> **Task objective**
Write out the passage of the report on parents monitoring children on social networks from "However, the data" up to and including "social networking activities.", without changing a word.

> **Text under study**

━━━

July/Aug. 2011 - Parents Admit Shortcomings When It Comes to Protecting Their Children on Social Networks
CF Special Report
With about half of young people experiencing some form of cyberbullying or other harassment online, a majority of parents with children under 18 say they are concerned about their children’s social networks activities and want to find ways to protect them. Most parents also admit, however, that they do not have the tools, knowledge or time to properly monitor their children on social networks—and many admit that they take no precautions at all. That’s according to two new studies released today by SocialShield (www.socialshield.com), the leading online monitoring service dedicated to helping parents keep their children safe on Facebook, Myspace, Twitter and other social networks.
According to the studies, over 69% of parents with children ages 10 – 17 say they are concerned about their children visiting social networking sites, with their biggest fears being, in order, contact from strangers, information being displayed online that shares their child’s physical location, postings that could tarnish their child’s reputation, and their child getting cyberbullied.
However, the data also shows that most parents do not take the proper precautions to ensure their child’s safety when visiting social networks.For example, even though 68% of parents believe that daily monitoring is a must because news on social networks spreads fast and needs to be resolved quickly, only 32% of parents say they actually monitor their child’s social networking activities every day, and 28% of parents admit they only occasionally, rarely or never monitor their child’s social networking activities.
Meanwhile, 66% of parents believe they should monitor all of their child’s Facebook activity including emails and chats, yet the most common monitoring technique stated—“friending” their child—does not allow the parent to monitor email, chats or many other activities where dangers could lurk. Even if a parent were to “friend” their child, it would be practically impossible and extremely time-consuming to monitor what all of their child’s friends are doing, especially since the average teenager has more 200 friends on social networks. Many parents don’t realize that the greatest danger posed to their child on social networks isn’t what their child does, but what others do to or say about their child.
“Almost all parents agree that they have a responsibility to look out for their kid’s safety and well-being while they’re on social networks, but there is a serious gap between what most parents believe is sufficient monitoring and what they are actually doing, which in most cases is far from sufficient,” according to George Garrick, CEO of SocialShield. “Our goal is to evaluate every friend request, every comment, every photo and all other activities regarding our customer’s children—including by all their friends, which typically number over 200—so that we can alert the parents if there’s anything suspicious. It’s ironic that so many parents insure their cellphones or protect their computers with anti-virus software, yet fail to properly protect their children from potential threats that can be both physical and psychological.”

━━━

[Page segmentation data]
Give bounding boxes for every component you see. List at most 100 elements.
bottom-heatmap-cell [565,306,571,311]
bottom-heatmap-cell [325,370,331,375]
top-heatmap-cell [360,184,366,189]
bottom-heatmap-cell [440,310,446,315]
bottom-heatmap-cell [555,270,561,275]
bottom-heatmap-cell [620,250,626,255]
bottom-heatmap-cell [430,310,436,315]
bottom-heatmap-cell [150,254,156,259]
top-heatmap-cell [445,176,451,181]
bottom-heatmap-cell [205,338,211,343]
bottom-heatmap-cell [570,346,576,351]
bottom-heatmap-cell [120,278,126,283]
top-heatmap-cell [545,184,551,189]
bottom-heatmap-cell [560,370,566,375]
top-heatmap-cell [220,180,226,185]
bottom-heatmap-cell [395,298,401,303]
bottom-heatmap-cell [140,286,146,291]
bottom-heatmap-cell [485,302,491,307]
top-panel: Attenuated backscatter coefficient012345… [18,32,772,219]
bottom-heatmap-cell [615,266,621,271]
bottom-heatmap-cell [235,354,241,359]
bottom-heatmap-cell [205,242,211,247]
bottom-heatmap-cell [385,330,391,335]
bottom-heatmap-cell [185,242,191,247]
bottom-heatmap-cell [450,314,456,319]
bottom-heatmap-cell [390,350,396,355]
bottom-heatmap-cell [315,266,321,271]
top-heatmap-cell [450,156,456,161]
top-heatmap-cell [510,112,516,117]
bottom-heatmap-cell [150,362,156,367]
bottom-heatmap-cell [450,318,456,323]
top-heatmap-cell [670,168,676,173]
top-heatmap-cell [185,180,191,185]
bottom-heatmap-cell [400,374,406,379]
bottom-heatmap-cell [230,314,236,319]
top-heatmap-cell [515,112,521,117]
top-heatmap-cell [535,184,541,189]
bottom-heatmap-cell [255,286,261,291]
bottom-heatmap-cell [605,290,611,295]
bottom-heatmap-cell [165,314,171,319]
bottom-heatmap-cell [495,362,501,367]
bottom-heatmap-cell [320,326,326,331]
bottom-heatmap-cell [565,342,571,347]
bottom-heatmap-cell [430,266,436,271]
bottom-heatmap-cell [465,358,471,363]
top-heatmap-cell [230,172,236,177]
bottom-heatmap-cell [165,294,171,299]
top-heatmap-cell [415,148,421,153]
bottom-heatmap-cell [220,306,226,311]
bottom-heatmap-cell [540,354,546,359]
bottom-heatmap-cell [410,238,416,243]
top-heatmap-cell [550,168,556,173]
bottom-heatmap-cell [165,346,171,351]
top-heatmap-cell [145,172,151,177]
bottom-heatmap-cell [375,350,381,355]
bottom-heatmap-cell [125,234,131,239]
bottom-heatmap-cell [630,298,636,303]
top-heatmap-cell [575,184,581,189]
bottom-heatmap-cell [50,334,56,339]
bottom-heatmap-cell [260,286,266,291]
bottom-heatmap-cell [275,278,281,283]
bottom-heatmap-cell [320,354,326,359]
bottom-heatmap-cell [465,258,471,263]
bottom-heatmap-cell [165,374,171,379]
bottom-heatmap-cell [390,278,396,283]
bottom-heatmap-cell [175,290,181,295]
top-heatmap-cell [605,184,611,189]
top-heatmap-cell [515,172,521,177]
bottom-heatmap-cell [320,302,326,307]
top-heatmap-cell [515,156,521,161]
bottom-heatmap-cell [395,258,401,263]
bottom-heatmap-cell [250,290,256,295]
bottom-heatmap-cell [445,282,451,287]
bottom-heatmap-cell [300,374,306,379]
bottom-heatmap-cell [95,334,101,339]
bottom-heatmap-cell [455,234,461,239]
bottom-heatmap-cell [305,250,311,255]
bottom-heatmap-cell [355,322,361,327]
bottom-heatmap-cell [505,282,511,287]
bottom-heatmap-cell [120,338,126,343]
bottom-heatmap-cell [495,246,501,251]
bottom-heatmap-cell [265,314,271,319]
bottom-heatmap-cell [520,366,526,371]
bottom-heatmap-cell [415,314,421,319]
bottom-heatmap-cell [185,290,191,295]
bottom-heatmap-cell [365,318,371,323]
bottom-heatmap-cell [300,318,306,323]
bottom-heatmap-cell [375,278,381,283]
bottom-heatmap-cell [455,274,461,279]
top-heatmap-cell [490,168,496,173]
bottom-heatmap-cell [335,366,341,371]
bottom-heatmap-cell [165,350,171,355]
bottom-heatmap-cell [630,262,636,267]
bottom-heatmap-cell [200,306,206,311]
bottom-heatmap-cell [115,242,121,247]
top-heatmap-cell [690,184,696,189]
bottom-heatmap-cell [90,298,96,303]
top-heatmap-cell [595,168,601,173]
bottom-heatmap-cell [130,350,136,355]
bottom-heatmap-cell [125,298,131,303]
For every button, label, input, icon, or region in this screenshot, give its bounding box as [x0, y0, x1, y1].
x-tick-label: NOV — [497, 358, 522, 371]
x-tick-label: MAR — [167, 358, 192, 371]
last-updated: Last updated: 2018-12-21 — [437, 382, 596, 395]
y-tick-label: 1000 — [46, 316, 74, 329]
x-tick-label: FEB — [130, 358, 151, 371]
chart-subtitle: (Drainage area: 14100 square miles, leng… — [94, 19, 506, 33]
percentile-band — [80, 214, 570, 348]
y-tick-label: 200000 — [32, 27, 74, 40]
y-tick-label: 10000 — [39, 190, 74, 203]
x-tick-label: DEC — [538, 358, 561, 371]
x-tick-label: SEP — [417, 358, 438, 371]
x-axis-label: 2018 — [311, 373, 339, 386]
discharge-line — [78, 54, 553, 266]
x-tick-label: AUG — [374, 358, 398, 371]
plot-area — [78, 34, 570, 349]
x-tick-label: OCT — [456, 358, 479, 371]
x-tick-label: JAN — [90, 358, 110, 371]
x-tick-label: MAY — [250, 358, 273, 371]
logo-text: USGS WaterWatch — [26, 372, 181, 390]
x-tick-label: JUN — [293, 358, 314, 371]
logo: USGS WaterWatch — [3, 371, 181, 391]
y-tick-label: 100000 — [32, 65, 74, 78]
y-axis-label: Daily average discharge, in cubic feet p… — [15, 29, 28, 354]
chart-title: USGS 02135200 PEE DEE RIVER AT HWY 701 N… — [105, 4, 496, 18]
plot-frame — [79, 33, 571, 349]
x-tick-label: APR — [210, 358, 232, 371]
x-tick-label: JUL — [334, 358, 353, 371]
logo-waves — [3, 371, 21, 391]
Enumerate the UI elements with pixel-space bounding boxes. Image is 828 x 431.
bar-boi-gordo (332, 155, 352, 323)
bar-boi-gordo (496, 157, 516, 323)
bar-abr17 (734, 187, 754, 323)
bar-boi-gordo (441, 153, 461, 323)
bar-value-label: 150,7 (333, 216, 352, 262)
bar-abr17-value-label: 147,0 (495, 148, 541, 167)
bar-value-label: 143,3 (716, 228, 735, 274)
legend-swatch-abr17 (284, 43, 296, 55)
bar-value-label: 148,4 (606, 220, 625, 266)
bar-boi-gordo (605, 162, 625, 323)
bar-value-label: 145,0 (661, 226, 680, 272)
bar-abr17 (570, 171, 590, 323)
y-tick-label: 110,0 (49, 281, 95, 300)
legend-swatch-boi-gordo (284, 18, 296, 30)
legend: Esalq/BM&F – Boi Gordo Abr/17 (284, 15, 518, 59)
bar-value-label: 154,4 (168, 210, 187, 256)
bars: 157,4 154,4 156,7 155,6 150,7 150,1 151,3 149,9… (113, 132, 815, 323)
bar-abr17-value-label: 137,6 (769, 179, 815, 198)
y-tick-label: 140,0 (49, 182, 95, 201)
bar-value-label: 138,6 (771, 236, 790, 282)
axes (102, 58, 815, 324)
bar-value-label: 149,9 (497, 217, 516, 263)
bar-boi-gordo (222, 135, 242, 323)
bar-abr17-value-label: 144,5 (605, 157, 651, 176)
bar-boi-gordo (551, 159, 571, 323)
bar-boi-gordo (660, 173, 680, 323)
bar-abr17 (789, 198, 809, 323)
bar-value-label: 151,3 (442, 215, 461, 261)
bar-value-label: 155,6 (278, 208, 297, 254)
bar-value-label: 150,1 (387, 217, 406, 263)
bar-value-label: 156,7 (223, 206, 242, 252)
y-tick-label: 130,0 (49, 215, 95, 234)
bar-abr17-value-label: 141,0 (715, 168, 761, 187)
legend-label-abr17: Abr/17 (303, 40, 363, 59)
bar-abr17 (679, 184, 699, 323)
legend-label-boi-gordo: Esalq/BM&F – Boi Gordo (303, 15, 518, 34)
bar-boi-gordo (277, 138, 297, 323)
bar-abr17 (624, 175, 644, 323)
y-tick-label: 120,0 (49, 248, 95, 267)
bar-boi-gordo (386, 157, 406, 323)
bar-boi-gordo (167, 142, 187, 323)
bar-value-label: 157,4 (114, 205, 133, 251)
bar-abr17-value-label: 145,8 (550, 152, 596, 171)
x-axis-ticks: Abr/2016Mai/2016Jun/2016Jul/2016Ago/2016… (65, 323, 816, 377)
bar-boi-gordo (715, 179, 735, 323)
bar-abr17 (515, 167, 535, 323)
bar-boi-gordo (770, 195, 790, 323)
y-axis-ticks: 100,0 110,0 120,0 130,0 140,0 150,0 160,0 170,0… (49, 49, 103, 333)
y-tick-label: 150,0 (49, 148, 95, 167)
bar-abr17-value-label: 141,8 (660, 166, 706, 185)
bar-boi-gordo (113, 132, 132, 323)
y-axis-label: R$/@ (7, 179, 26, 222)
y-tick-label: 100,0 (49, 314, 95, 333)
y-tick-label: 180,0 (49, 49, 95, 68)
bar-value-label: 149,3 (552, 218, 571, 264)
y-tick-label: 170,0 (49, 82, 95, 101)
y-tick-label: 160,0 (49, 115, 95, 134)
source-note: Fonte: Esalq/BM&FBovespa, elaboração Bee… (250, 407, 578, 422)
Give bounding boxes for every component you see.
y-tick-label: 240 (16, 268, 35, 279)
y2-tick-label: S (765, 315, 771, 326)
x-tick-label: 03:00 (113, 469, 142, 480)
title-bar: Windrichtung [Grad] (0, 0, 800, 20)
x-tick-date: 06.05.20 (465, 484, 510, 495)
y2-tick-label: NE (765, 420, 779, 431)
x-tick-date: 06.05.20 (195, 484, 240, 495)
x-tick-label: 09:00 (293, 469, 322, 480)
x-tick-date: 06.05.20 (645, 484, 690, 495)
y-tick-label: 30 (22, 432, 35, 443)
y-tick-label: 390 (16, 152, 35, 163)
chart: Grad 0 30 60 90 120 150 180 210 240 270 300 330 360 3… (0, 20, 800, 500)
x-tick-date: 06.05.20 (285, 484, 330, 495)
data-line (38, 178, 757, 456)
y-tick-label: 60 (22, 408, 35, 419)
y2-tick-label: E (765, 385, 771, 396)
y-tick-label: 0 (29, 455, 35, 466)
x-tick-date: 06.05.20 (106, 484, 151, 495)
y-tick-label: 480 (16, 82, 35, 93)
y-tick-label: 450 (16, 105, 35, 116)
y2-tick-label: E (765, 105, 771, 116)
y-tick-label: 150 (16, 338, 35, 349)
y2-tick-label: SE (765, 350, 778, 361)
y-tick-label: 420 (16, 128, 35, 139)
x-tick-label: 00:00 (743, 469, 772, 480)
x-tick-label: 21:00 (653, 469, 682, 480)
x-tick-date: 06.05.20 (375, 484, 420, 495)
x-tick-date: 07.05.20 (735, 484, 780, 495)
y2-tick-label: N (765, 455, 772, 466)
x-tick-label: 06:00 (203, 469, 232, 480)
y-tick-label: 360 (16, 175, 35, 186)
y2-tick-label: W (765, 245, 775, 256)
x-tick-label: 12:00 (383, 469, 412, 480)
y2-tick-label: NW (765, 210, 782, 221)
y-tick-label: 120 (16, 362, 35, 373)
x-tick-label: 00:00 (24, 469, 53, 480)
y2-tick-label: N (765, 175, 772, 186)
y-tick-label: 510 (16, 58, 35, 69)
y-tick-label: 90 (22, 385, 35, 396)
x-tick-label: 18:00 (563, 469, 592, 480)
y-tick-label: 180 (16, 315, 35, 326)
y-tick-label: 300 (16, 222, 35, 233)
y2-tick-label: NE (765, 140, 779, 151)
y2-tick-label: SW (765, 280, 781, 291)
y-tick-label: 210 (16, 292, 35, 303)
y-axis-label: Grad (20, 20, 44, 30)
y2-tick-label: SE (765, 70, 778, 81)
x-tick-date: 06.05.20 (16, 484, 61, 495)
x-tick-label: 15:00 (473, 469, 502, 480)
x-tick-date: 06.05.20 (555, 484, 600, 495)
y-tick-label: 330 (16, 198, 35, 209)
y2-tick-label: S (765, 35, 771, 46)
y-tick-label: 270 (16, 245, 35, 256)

━━━

> **Answer area**
However, the data also shows that most parents do not take the proper precautions to ensure their child’s safety when visiting social networks.For example, even though 68% of parents believe that daily monitoring is a must because news on social networks spreads fast and needs to be resolved quickly, only 32% of parents say they actually monitor their child’s social networking activities every day, and 28% of parents admit they only occasionally, rarely or never monitor their child’s social networking activities.